[SHORT PROBLEM]
Count lines holding the string "capita" in the data that follows. Reply with one number only.

[THE INPUT]

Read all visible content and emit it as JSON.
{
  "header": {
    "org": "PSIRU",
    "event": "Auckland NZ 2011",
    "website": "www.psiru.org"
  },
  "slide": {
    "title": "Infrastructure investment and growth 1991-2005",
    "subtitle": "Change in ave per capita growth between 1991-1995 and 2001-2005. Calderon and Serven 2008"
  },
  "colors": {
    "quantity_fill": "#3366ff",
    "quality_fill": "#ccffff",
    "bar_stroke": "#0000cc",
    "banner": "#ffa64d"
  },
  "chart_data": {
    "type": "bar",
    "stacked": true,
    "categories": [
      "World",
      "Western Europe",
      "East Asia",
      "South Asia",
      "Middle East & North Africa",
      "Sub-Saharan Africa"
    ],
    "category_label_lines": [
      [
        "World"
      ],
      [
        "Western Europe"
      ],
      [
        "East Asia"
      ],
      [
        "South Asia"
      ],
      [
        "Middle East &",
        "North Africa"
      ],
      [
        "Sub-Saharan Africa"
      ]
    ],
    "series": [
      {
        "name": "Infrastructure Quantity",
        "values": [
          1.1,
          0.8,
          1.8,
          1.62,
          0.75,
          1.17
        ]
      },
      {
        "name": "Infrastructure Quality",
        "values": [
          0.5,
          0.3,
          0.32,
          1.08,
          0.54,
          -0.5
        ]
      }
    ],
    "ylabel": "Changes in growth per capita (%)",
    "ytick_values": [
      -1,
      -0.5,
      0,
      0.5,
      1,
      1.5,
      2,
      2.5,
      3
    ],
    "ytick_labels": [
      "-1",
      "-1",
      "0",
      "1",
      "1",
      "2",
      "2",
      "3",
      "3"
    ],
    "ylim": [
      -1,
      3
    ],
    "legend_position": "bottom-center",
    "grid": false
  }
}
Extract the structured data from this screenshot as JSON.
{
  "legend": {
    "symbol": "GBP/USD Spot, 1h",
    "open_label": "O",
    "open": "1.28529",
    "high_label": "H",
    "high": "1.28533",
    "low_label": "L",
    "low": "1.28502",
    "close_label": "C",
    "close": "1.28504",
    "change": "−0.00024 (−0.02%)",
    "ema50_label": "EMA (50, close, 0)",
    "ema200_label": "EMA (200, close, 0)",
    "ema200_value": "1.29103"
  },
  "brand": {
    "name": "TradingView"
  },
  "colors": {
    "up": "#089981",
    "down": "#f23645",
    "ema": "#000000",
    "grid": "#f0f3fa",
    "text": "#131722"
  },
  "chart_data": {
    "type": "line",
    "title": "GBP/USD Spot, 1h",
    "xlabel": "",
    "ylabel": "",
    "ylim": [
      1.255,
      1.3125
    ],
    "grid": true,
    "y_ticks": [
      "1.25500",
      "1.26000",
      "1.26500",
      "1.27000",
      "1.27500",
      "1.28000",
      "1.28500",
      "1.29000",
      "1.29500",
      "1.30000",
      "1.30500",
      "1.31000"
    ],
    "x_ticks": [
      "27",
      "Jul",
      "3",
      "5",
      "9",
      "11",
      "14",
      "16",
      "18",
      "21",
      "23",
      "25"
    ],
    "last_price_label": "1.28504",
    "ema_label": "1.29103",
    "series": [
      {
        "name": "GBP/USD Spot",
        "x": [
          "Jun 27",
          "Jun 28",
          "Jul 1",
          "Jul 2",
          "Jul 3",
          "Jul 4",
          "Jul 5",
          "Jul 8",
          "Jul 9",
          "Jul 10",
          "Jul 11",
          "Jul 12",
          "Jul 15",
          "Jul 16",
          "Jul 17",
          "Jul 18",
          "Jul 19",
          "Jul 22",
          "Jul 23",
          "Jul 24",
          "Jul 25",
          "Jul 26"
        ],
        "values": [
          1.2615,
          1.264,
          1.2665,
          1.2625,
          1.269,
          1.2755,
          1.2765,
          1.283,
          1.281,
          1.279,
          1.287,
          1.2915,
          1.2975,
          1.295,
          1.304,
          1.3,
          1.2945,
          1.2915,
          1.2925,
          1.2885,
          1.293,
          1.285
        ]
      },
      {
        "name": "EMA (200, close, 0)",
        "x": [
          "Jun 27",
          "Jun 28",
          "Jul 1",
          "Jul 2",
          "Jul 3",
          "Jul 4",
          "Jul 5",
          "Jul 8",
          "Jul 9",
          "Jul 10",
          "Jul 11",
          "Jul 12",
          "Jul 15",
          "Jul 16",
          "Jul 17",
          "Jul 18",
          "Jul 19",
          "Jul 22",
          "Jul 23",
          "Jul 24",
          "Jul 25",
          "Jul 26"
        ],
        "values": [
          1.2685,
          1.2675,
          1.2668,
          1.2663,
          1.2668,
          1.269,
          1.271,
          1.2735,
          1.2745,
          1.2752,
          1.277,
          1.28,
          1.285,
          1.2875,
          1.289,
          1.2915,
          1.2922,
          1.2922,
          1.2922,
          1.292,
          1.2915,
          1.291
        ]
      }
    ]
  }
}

[TASK OUTPUT]
2